**What the exercise asks**:
Copy every line of the data that contains the string "téng".

Stored records

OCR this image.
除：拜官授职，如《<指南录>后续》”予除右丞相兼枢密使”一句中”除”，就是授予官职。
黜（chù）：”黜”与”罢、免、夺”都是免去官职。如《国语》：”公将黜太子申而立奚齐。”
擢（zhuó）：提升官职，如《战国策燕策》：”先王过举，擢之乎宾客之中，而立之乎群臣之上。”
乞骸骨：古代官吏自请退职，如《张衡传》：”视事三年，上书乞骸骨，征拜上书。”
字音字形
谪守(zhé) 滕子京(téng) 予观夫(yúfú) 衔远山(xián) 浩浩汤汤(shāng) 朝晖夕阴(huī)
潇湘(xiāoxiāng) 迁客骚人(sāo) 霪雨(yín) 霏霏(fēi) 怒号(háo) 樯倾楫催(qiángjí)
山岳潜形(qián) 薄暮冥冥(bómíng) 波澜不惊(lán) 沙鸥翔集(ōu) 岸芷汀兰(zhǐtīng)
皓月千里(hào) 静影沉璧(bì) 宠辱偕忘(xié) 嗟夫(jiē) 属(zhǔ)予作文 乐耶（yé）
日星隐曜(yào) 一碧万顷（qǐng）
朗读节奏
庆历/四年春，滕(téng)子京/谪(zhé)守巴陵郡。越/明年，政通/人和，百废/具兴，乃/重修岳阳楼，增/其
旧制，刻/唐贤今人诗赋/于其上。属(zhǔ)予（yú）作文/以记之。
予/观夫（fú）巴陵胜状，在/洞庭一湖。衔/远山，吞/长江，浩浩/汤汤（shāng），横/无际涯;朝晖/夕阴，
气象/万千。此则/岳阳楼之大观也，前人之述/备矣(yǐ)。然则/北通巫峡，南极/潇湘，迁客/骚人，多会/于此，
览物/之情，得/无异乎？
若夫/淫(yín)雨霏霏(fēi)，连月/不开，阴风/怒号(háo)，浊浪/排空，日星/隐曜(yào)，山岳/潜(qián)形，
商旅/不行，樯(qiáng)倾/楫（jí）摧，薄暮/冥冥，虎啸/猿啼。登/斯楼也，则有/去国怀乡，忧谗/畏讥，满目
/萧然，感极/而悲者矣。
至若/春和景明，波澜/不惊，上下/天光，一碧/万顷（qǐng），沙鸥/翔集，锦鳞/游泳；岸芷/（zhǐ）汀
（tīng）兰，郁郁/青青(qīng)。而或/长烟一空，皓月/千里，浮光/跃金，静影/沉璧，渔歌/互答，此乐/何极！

**Output of the task**:
谪守(zhé) 滕子京(téng) 予观夫(yúfú) 衔远山(xián) 浩浩汤汤(shāng) 朝晖夕阴(huī)
庆历/四年春，滕(téng)子京/谪(zhé)守巴陵郡。越/明年，政通/人和，百废/具兴，乃/重修岳阳楼，增/其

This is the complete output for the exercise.